Written problem>
Filter for the word "денежных" and keep each matching line.

Material for the task>
__________________________________________________
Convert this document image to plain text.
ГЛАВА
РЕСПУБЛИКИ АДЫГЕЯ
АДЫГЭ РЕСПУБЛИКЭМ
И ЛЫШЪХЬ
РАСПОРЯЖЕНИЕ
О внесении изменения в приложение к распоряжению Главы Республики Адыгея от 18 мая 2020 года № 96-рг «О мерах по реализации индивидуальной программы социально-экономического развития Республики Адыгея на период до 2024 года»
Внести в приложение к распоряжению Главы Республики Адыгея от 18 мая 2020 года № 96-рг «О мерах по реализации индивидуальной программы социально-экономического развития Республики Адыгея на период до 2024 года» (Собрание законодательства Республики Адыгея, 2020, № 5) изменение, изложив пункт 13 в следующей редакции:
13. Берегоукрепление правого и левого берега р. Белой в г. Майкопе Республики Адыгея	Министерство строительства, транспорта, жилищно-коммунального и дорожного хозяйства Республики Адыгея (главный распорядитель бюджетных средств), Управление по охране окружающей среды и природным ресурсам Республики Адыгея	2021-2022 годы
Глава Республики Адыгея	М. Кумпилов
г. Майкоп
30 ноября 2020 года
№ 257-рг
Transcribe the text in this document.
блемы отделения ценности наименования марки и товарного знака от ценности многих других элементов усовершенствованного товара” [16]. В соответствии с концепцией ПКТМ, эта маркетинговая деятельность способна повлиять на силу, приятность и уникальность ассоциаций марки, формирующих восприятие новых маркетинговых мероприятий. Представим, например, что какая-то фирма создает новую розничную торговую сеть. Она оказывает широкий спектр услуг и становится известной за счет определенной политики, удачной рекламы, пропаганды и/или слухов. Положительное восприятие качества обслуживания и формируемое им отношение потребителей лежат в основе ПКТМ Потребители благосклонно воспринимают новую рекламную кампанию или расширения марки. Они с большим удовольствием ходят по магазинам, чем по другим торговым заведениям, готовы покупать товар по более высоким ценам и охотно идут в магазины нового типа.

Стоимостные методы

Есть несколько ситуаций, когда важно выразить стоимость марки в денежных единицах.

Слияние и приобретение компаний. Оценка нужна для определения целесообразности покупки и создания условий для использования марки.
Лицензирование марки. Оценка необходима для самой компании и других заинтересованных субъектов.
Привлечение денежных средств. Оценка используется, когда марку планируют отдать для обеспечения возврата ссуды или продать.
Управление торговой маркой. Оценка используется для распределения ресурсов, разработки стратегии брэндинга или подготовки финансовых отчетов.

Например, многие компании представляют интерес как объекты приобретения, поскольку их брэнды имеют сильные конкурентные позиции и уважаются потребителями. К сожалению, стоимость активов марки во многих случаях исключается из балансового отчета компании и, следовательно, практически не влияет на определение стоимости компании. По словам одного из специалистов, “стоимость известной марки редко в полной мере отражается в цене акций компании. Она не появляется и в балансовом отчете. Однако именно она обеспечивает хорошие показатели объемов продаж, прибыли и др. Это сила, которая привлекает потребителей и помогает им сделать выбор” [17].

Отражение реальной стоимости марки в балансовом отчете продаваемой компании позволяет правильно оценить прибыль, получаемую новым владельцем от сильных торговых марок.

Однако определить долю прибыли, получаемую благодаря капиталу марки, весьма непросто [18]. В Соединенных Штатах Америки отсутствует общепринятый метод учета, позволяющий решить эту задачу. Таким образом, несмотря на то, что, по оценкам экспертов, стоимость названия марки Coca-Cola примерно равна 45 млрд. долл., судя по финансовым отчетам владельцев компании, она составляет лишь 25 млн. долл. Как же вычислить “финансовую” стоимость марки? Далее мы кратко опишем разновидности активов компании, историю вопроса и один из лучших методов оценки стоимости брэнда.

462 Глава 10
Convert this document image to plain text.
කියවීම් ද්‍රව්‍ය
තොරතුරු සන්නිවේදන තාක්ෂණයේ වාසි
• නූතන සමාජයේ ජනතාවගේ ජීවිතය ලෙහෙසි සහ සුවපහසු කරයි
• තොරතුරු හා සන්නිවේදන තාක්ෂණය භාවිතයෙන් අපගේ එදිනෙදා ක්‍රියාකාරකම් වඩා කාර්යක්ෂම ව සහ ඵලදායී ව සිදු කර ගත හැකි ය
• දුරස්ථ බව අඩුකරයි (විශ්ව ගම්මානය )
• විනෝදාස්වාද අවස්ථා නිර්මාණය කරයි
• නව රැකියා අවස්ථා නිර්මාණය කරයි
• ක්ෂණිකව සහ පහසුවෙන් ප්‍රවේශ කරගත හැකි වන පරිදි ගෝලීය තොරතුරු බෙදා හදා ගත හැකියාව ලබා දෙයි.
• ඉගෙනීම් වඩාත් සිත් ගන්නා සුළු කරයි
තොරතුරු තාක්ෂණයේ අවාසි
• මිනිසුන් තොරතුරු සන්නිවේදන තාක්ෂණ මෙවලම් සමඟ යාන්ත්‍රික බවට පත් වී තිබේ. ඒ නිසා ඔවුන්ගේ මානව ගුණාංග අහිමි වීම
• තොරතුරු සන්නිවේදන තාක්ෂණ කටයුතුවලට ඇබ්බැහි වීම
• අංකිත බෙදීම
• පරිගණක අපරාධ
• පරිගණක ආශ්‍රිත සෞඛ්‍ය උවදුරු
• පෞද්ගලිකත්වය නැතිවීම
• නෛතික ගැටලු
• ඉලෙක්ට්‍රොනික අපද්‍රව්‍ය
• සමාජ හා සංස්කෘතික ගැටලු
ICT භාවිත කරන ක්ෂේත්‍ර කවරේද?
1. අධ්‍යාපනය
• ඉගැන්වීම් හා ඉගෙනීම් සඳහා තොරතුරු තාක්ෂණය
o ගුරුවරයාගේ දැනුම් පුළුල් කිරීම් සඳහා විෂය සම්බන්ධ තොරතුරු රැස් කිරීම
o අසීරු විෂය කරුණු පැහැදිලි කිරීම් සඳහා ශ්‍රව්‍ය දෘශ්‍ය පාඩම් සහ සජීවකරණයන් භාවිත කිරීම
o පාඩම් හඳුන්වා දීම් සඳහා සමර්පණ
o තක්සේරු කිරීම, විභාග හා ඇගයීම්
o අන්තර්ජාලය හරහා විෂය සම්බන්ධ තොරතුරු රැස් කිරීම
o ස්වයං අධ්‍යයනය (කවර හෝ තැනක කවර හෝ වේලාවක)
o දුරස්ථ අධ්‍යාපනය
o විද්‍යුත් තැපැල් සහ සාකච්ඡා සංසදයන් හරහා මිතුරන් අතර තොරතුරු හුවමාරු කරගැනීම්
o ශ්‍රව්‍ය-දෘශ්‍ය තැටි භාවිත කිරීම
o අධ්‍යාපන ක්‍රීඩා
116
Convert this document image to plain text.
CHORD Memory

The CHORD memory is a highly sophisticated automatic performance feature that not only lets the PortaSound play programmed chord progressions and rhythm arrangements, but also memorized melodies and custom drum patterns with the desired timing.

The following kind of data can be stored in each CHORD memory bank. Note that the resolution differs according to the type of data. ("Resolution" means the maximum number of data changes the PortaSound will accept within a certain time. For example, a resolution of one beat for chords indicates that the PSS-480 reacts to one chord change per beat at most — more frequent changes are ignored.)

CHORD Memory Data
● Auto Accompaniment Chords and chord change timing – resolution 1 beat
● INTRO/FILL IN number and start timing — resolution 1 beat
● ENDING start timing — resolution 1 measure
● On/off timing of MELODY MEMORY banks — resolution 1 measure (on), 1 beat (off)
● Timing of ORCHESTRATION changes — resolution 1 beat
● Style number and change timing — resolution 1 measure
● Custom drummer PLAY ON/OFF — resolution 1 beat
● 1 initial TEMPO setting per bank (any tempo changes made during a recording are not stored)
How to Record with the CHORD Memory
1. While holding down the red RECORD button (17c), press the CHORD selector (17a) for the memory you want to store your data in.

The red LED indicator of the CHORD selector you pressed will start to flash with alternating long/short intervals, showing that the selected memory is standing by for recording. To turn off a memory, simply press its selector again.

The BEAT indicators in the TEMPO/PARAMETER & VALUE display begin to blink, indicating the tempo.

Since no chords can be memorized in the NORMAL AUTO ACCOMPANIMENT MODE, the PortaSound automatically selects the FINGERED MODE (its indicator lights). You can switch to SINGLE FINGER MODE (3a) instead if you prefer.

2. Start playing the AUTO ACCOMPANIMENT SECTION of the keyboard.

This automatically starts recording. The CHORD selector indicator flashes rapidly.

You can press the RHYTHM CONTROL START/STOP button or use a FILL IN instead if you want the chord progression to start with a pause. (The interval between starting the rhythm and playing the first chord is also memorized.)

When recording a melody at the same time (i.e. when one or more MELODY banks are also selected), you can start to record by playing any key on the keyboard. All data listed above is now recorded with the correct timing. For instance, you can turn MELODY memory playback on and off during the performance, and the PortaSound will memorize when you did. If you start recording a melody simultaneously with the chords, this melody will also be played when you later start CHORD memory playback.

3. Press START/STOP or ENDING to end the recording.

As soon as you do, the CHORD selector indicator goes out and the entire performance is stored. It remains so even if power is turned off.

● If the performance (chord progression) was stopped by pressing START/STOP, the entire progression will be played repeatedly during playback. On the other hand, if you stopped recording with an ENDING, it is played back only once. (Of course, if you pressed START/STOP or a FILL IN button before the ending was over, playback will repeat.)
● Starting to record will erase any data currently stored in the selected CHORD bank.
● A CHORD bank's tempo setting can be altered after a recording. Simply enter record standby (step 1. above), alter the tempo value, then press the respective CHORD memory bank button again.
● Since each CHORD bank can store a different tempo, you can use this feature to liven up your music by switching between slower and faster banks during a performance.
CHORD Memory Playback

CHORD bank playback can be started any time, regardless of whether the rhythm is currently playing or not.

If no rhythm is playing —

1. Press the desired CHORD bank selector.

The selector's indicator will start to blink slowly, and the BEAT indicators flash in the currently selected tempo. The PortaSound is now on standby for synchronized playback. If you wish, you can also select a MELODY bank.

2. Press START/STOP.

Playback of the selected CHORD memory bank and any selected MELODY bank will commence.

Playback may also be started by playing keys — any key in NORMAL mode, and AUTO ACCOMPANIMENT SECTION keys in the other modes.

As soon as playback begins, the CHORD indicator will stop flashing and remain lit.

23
__________________________________________________
Final answer>
Есть несколько ситуаций, когда важно выразить стоимость марки в денежных единицах.
Привлечение денежных средств. Оценка используется, когда марку планируют отдать для обеспечения возврата ссуды или продать.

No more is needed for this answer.